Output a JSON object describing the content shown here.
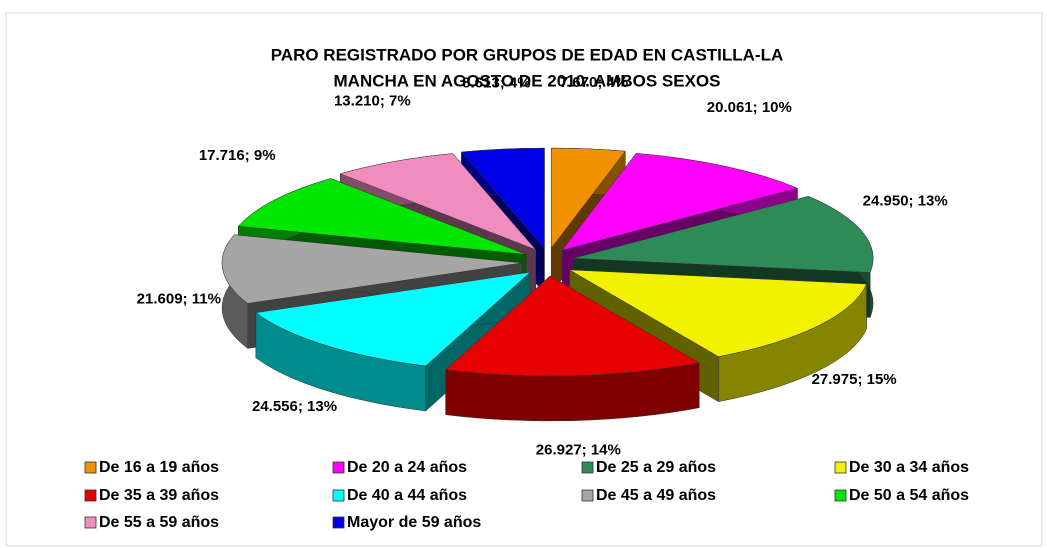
{
  "chart_data": {
    "type": "pie",
    "title": [
      "PARO REGISTRADO POR GRUPOS DE EDAD EN CASTILLA-LA",
      "MANCHA EN AGOSTO DE 2010. AMBOS SEXOS"
    ],
    "categories": [
      "De 16 a 19 años",
      "De 20 a 24 años",
      "De 25 a 29 años",
      "De 30 a 34 años",
      "De 35 a 39 años",
      "De 40 a 44 años",
      "De 45 a 49 años",
      "De 50 a 54 años",
      "De 55 a 59 años",
      "Mayor de 59 años"
    ],
    "values": [
      7670,
      20061,
      24950,
      27975,
      26927,
      24556,
      21609,
      17716,
      13210,
      8613
    ],
    "value_labels": [
      "7.670; 4%",
      "20.061; 10%",
      "24.950; 13%",
      "27.975; 15%",
      "26.927; 14%",
      "24.556; 13%",
      "21.609; 11%",
      "17.716; 9%",
      "13.210; 7%",
      "8.613; 4%"
    ],
    "colors": [
      "#f39200",
      "#ff00ff",
      "#2e8b57",
      "#f2f200",
      "#e60000",
      "#00ffff",
      "#a6a6a6",
      "#00e600",
      "#f08cc0",
      "#0000e6"
    ],
    "legend": "bottom"
  }
}
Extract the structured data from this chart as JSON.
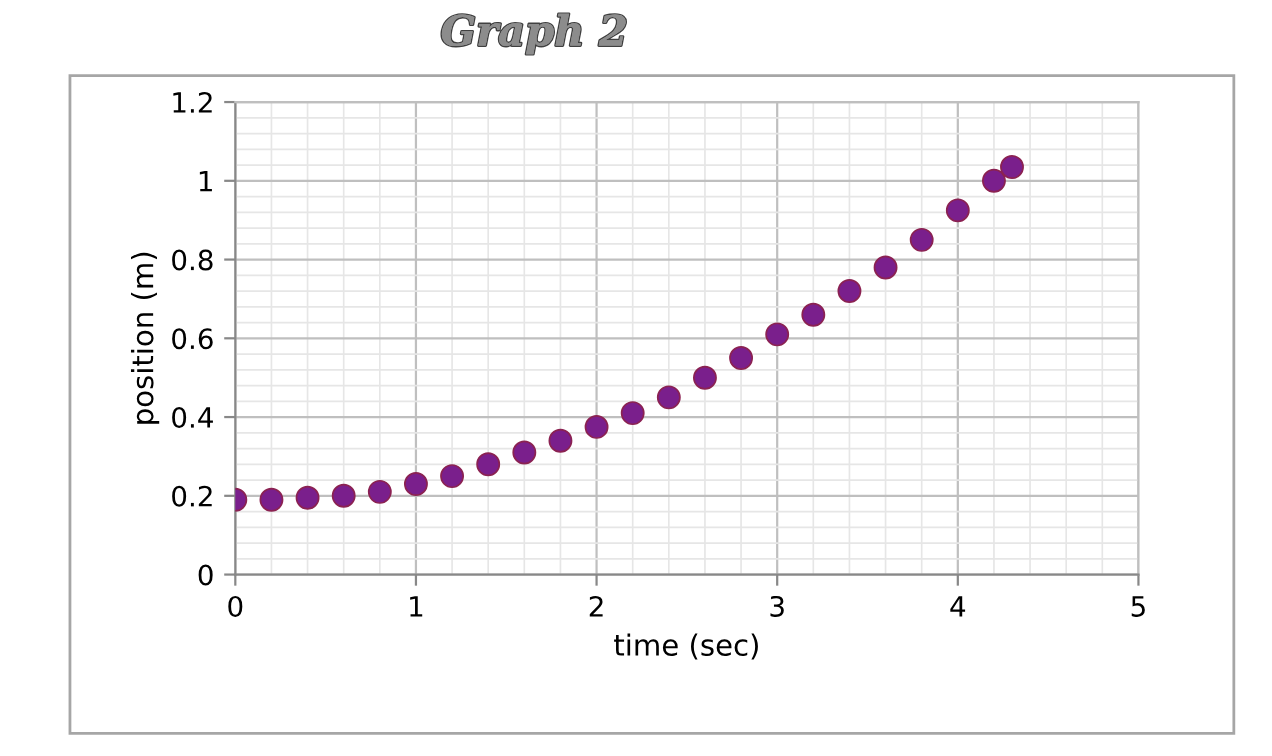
{
  "chart_data": {
    "type": "scatter",
    "title": "Graph 2",
    "xlabel": "time (sec)",
    "ylabel": "position (m)",
    "x": [
      0,
      0.2,
      0.4,
      0.6,
      0.8,
      1.0,
      1.2,
      1.4,
      1.6,
      1.8,
      2.0,
      2.2,
      2.4,
      2.6,
      2.8,
      3.0,
      3.2,
      3.4,
      3.6,
      3.8,
      4.0,
      4.2,
      4.3
    ],
    "series": [
      {
        "color": "#7a1f8c",
        "values": [
          0.19,
          0.19,
          0.195,
          0.2,
          0.21,
          0.23,
          0.25,
          0.28,
          0.31,
          0.34,
          0.375,
          0.41,
          0.45,
          0.5,
          0.55,
          0.61,
          0.66,
          0.72,
          0.78,
          0.85,
          0.925,
          1.0,
          1.035
        ]
      }
    ],
    "xlim": [
      0,
      5
    ],
    "xticks": [
      0,
      1,
      2,
      3,
      4,
      5
    ],
    "ylim": [
      0,
      1.2
    ],
    "yticks": [
      0,
      0.2,
      0.4,
      0.6,
      0.8,
      1,
      1.2
    ],
    "grid": true,
    "marker": "circle",
    "legend": false
  }
}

•••••

*EXERCISE INSTRUCTIONS:* Transcribe all the data word for word; the images stay out.

*CORRECT OUTPUT:*
Output a JSON object describing the content shown here.
{
  "chart_data": {
    "type": "pie",
    "title": [
      "PARO REGISTRADO POR GRUPOS DE EDAD EN CASTILLA-LA",
      "MANCHA EN AGOSTO DE 2010. AMBOS SEXOS"
    ],
    "categories": [
      "De 16 a 19 años",
      "De 20 a 24 años",
      "De 25 a 29 años",
      "De 30 a 34 años",
      "De 35 a 39 años",
      "De 40 a 44 años",
      "De 45 a 49 años",
      "De 50 a 54 años",
      "De 55 a 59 años",
      "Mayor de 59 años"
    ],
    "values": [
      7670,
      20061,
      24950,
      27975,
      26927,
      24556,
      21609,
      17716,
      13210,
      8613
    ],
    "value_labels": [
      "7.670; 4%",
      "20.061; 10%",
      "24.950; 13%",
      "27.975; 15%",
      "26.927; 14%",
      "24.556; 13%",
      "21.609; 11%",
      "17.716; 9%",
      "13.210; 7%",
      "8.613; 4%"
    ],
    "colors": [
      "#f39200",
      "#ff00ff",
      "#2e8b57",
      "#f2f200",
      "#e60000",
      "#00ffff",
      "#a6a6a6",
      "#00e600",
      "#f08cc0",
      "#0000e6"
    ],
    "legend": "bottom"
  }
}
Extract the structured data from this chart as JSON.
{
  "chart_data": {
    "type": "scatter",
    "title": "Graph 2",
    "xlabel": "time (sec)",
    "ylabel": "position (m)",
    "x": [
      0,
      0.2,
      0.4,
      0.6,
      0.8,
      1.0,
      1.2,
      1.4,
      1.6,
      1.8,
      2.0,
      2.2,
      2.4,
      2.6,
      2.8,
      3.0,
      3.2,
      3.4,
      3.6,
      3.8,
      4.0,
      4.2,
      4.3
    ],
    "series": [
      {
        "color": "#7a1f8c",
        "values": [
          0.19,
          0.19,
          0.195,
          0.2,
          0.21,
          0.23,
          0.25,
          0.28,
          0.31,
          0.34,
          0.375,
          0.41,
          0.45,
          0.5,
          0.55,
          0.61,
          0.66,
          0.72,
          0.78,
          0.85,
          0.925,
          1.0,
          1.035
        ]
      }
    ],
    "xlim": [
      0,
      5
    ],
    "xticks": [
      0,
      1,
      2,
      3,
      4,
      5
    ],
    "ylim": [
      0,
      1.2
    ],
    "yticks": [
      0,
      0.2,
      0.4,
      0.6,
      0.8,
      1,
      1.2
    ],
    "grid": true,
    "marker": "circle",
    "legend": false
  }
}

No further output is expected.